[BEGIN PROVIDED RECORDS]
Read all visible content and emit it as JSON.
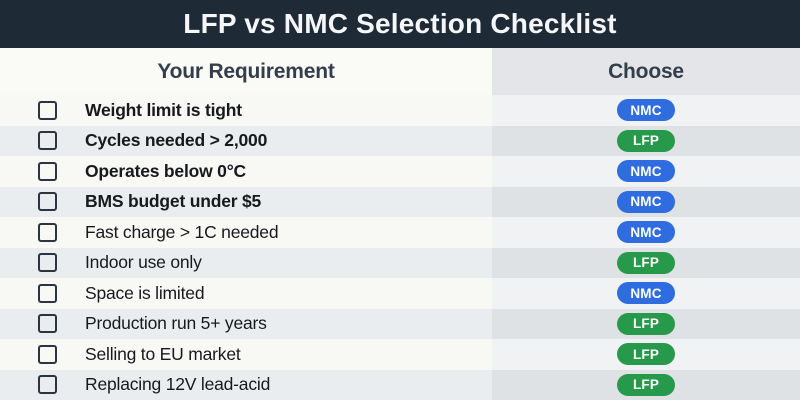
{
  "title": "LFP vs NMC Selection Checklist",
  "columns": {
    "requirement": "Your Requirement",
    "choose": "Choose"
  },
  "colors": {
    "title_bar": "#1f2a37",
    "nmc_badge": "#2e6cdf",
    "lfp_badge": "#269a4a"
  },
  "rows": [
    {
      "requirement": "Weight limit is tight",
      "choice": "NMC",
      "bold": true
    },
    {
      "requirement": "Cycles needed > 2,000",
      "choice": "LFP",
      "bold": true
    },
    {
      "requirement": "Operates below 0°C",
      "choice": "NMC",
      "bold": true
    },
    {
      "requirement": "BMS budget under $5",
      "choice": "NMC",
      "bold": true
    },
    {
      "requirement": "Fast charge > 1C needed",
      "choice": "NMC",
      "bold": false
    },
    {
      "requirement": "Indoor use only",
      "choice": "LFP",
      "bold": false
    },
    {
      "requirement": "Space is limited",
      "choice": "NMC",
      "bold": false
    },
    {
      "requirement": "Production run 5+ years",
      "choice": "LFP",
      "bold": false
    },
    {
      "requirement": "Selling to EU market",
      "choice": "LFP",
      "bold": false
    },
    {
      "requirement": "Replacing 12V lead-acid",
      "choice": "LFP",
      "bold": false
    }
  ]
}
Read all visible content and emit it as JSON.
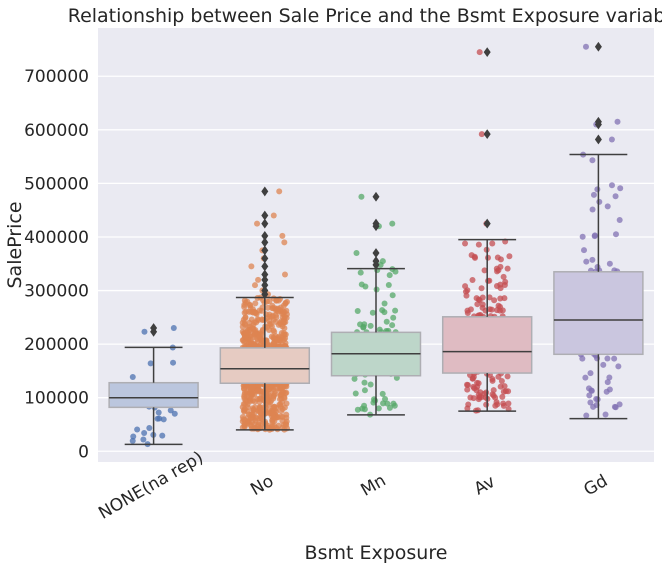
{
  "chart_data": {
    "type": "box",
    "title": "Relationship between Sale Price and the Bsmt Exposure variable",
    "xlabel": "Bsmt Exposure",
    "ylabel": "SalePrice",
    "ylim": [
      -20000,
      790000
    ],
    "yticks": [
      0,
      100000,
      200000,
      300000,
      400000,
      500000,
      600000,
      700000
    ],
    "ytick_labels": [
      "0",
      "100000",
      "200000",
      "300000",
      "400000",
      "500000",
      "600000",
      "700000"
    ],
    "grid": true,
    "categories": [
      "NONE(na rep)",
      "No",
      "Mn",
      "Av",
      "Gd"
    ],
    "colors": [
      "#4c72b0",
      "#dd8452",
      "#55a868",
      "#c44e52",
      "#8172b3"
    ],
    "boxes": [
      {
        "category": "NONE(na rep)",
        "whisker_low": 13000,
        "q1": 82000,
        "median": 100000,
        "q3": 128000,
        "whisker_high": 194000,
        "outliers": [
          223000,
          230000
        ],
        "n_points": 38
      },
      {
        "category": "No",
        "whisker_low": 40000,
        "q1": 127000,
        "median": 154000,
        "q3": 193000,
        "whisker_high": 287000,
        "outliers": [
          293000,
          300000,
          310000,
          320000,
          330000,
          345000,
          360000,
          375000,
          390000,
          402000,
          425000,
          440000,
          485000
        ],
        "n_points": 953
      },
      {
        "category": "Mn",
        "whisker_low": 68000,
        "q1": 141000,
        "median": 182000,
        "q3": 222000,
        "whisker_high": 341000,
        "outliers": [
          348000,
          355000,
          370000,
          420000,
          425000,
          475000
        ],
        "n_points": 114
      },
      {
        "category": "Av",
        "whisker_low": 75000,
        "q1": 146000,
        "median": 186000,
        "q3": 251000,
        "whisker_high": 395000,
        "outliers": [
          425000,
          592000,
          745000
        ],
        "n_points": 221
      },
      {
        "category": "Gd",
        "whisker_low": 61000,
        "q1": 181000,
        "median": 245000,
        "q3": 335000,
        "whisker_high": 554000,
        "outliers": [
          582000,
          610000,
          615000,
          755000
        ],
        "n_points": 134
      }
    ]
  }
}
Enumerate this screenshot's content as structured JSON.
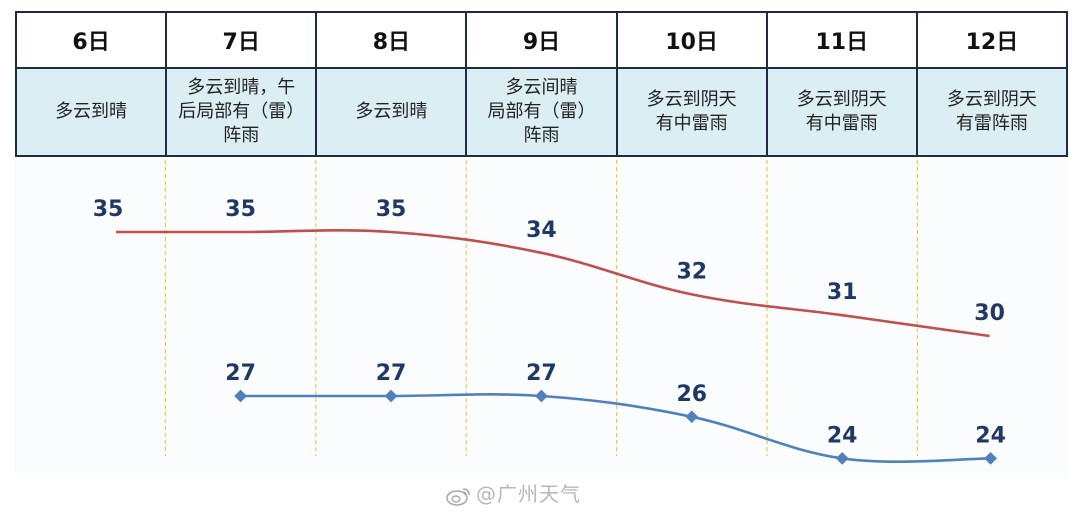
{
  "days": [
    "6日",
    "7日",
    "8日",
    "9日",
    "10日",
    "11日",
    "12日"
  ],
  "weather": [
    "多云到晴",
    "多云到晴，午\n后局部有（雷）\n阵雨",
    "多云到晴",
    "多云间晴\n局部有（雷）\n阵雨",
    "多云到阴天\n有中雷雨",
    "多云到阴天\n有中雷雨",
    "多云到阴天\n有雷阵雨"
  ],
  "chart_data": {
    "type": "line",
    "categories": [
      "6日",
      "7日",
      "8日",
      "9日",
      "10日",
      "11日",
      "12日"
    ],
    "series": [
      {
        "name": "high",
        "color": "#c0504d",
        "values": [
          35,
          35,
          35,
          34,
          32,
          31,
          30
        ],
        "markers": false
      },
      {
        "name": "low",
        "color": "#4f81bd",
        "values": [
          null,
          27,
          27,
          27,
          26,
          24,
          24
        ],
        "markers": true
      }
    ],
    "title": "",
    "xlabel": "",
    "ylabel": ""
  },
  "watermark": "@广州天气"
}
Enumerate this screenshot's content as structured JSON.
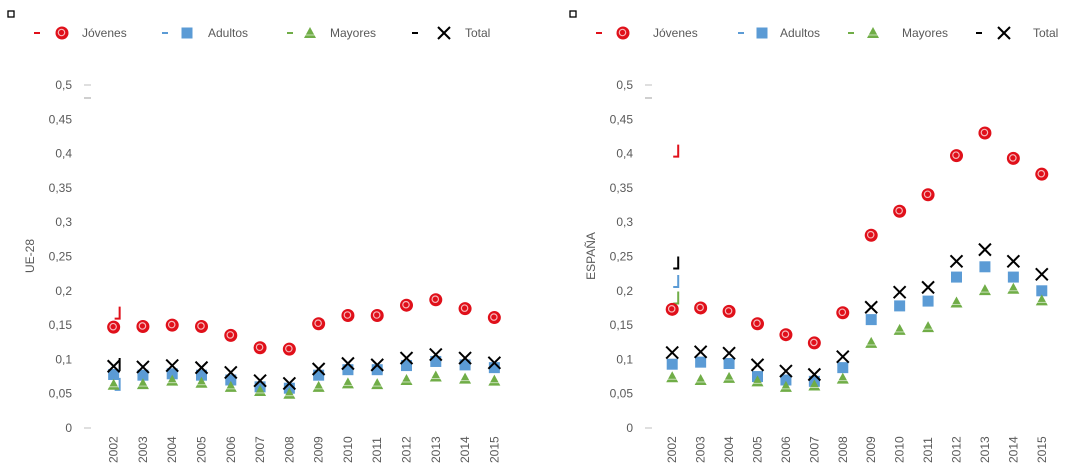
{
  "colors": {
    "jovenes": "#e0101a",
    "adultos": "#5b9bd5",
    "mayores": "#70ad47",
    "total": "#000000",
    "axis_text": "#595959"
  },
  "chart_data": [
    {
      "type": "scatter",
      "title": "",
      "xlabel": "",
      "ylabel": "UE-28",
      "ylim": [
        0,
        0.5
      ],
      "yticks": [
        "0",
        "0,05",
        "0,1",
        "0,15",
        "0,2",
        "0,25",
        "0,3",
        "0,35",
        "0,4",
        "0,45",
        "0,5"
      ],
      "x": [
        "2002",
        "2003",
        "2004",
        "2005",
        "2006",
        "2007",
        "2008",
        "2009",
        "2010",
        "2011",
        "2012",
        "2013",
        "2014",
        "2015"
      ],
      "legend_position": "top",
      "grid": false,
      "series": [
        {
          "name": "Jóvenes",
          "marker": "circle",
          "values": [
            0.147,
            0.148,
            0.15,
            0.148,
            0.135,
            0.117,
            0.115,
            0.152,
            0.164,
            0.164,
            0.179,
            0.187,
            0.174,
            0.161
          ]
        },
        {
          "name": "Adultos",
          "marker": "square",
          "values": [
            0.078,
            0.077,
            0.079,
            0.077,
            0.07,
            0.06,
            0.058,
            0.077,
            0.085,
            0.085,
            0.091,
            0.097,
            0.092,
            0.088
          ]
        },
        {
          "name": "Mayores",
          "marker": "triangle",
          "values": [
            0.063,
            0.064,
            0.069,
            0.066,
            0.06,
            0.054,
            0.05,
            0.06,
            0.065,
            0.064,
            0.07,
            0.075,
            0.072,
            0.069
          ]
        },
        {
          "name": "Total",
          "marker": "x",
          "values": [
            0.09,
            0.089,
            0.091,
            0.088,
            0.081,
            0.069,
            0.065,
            0.086,
            0.094,
            0.092,
            0.102,
            0.107,
            0.102,
            0.095
          ]
        }
      ]
    },
    {
      "type": "scatter",
      "title": "",
      "xlabel": "",
      "ylabel": "ESPAÑA",
      "ylim": [
        0,
        0.5
      ],
      "yticks": [
        "0",
        "0,05",
        "0,1",
        "0,15",
        "0,2",
        "0,25",
        "0,3",
        "0,35",
        "0,4",
        "0,45",
        "0,5"
      ],
      "x": [
        "2002",
        "2003",
        "2004",
        "2005",
        "2006",
        "2007",
        "2008",
        "2009",
        "2010",
        "2011",
        "2012",
        "2013",
        "2014",
        "2015"
      ],
      "legend_position": "top",
      "grid": false,
      "series": [
        {
          "name": "Jóvenes",
          "marker": "circle",
          "values": [
            0.173,
            0.175,
            0.17,
            0.152,
            0.136,
            0.124,
            0.168,
            0.281,
            0.316,
            0.34,
            0.397,
            0.43,
            0.393,
            0.37
          ]
        },
        {
          "name": "Adultos",
          "marker": "square",
          "values": [
            0.093,
            0.096,
            0.094,
            0.075,
            0.07,
            0.068,
            0.088,
            0.158,
            0.178,
            0.185,
            0.22,
            0.235,
            0.22,
            0.2
          ]
        },
        {
          "name": "Mayores",
          "marker": "triangle",
          "values": [
            0.074,
            0.07,
            0.073,
            0.068,
            0.06,
            0.062,
            0.072,
            0.124,
            0.143,
            0.147,
            0.183,
            0.201,
            0.203,
            0.186
          ]
        },
        {
          "name": "Total",
          "marker": "x",
          "values": [
            0.11,
            0.111,
            0.109,
            0.092,
            0.083,
            0.078,
            0.104,
            0.176,
            0.198,
            0.205,
            0.243,
            0.26,
            0.243,
            0.224
          ]
        }
      ]
    }
  ]
}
[END PROVIDED RECORDS]
WHAT THE EXERCISE ASKS
Look through the material and say how many lines hold "needed". Give the number only.

WRITTEN SOLUTION
2